---- Task input

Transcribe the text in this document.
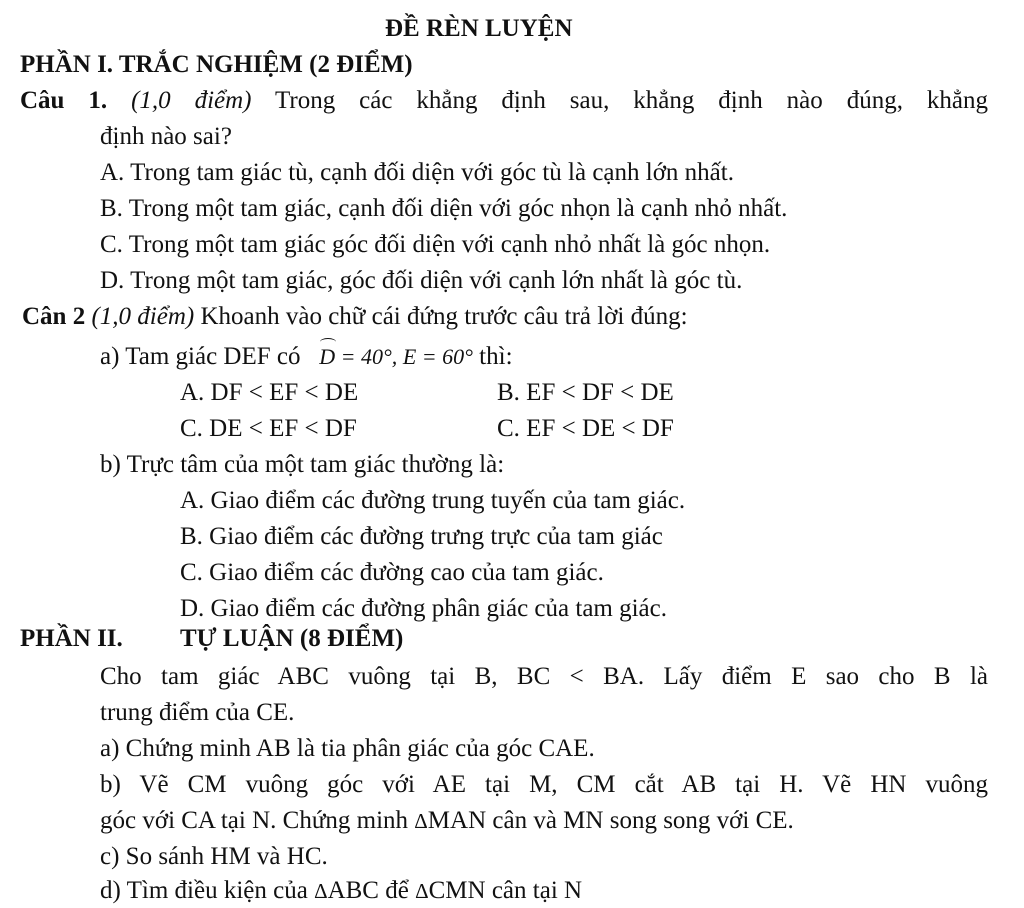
ĐỀ RÈN LUYỆN
PHẦN I. TRẮC NGHIỆM (2 ĐIỂM)
Câu 1. (1,0 điểm) Trong các khẳng định sau, khẳng định nào đúng, khẳng
định nào sai?
A. Trong tam giác tù, cạnh đối diện với góc tù là cạnh lớn nhất.
B. Trong một tam giác, cạnh đối diện với góc nhọn là cạnh nhỏ nhất.
C. Trong một tam giác góc đối diện với cạnh nhỏ nhất là góc nhọn.
D. Trong một tam giác, góc đối diện với cạnh lớn nhất là góc tù.
Cân 2 (1,0 điểm) Khoanh vào chữ cái đứng trước câu trả lời đúng:
a) Tam giác DEF có D = 40°, E = 60° thì:
A. DF < EF < DE	B. EF < DF < DE
C. DE < EF < DF	C. EF < DE < DF
b) Trực tâm của một tam giác thường là:
A. Giao điểm các đường trung tuyến của tam giác.
B. Giao điểm các đường trưng trực của tam giác
C. Giao điểm các đường cao của tam giác.
D. Giao điểm các đường phân giác của tam giác.
PHẦN II. TỰ LUẬN (8 ĐIỂM)
Cho tam giác ABC vuông tại B, BC < BA. Lấy điểm E sao cho B là
trung điểm của CE.
a) Chứng minh AB là tia phân giác của góc CAE.
b) Vẽ CM vuông góc với AE tại M, CM cắt AB tại H. Vẽ HN vuông
góc với CA tại N. Chứng minh ΔMAN cân và MN song song với CE.
c) So sánh HM và HC.
d) Tìm điều kiện của ΔABC để ΔCMN cân tại N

--------

*What you have to do*.
Apart from the pictures, the entries above are to be repeated in full and exactly.

*Full response*.
Transcribe the text in this document.
ĐỀ RÈN LUYỆN
PHẦN I. TRẮC NGHIỆM (2 ĐIỂM)
Câu 1. (1,0 điểm) Trong các khẳng định sau, khẳng định nào đúng, khẳng
định nào sai?
A. Trong tam giác tù, cạnh đối diện với góc tù là cạnh lớn nhất.
B. Trong một tam giác, cạnh đối diện với góc nhọn là cạnh nhỏ nhất.
C. Trong một tam giác góc đối diện với cạnh nhỏ nhất là góc nhọn.
D. Trong một tam giác, góc đối diện với cạnh lớn nhất là góc tù.
Cân 2 (1,0 điểm) Khoanh vào chữ cái đứng trước câu trả lời đúng:
a) Tam giác DEF có D = 40°, E = 60° thì:
A. DF < EF < DE	B. EF < DF < DE
C. DE < EF < DF	C. EF < DE < DF
b) Trực tâm của một tam giác thường là:
A. Giao điểm các đường trung tuyến của tam giác.
B. Giao điểm các đường trưng trực của tam giác
C. Giao điểm các đường cao của tam giác.
D. Giao điểm các đường phân giác của tam giác.
PHẦN II. TỰ LUẬN (8 ĐIỂM)
Cho tam giác ABC vuông tại B, BC < BA. Lấy điểm E sao cho B là
trung điểm của CE.
a) Chứng minh AB là tia phân giác của góc CAE.
b) Vẽ CM vuông góc với AE tại M, CM cắt AB tại H. Vẽ HN vuông
góc với CA tại N. Chứng minh ΔMAN cân và MN song song với CE.
c) So sánh HM và HC.
d) Tìm điều kiện của ΔABC để ΔCMN cân tại N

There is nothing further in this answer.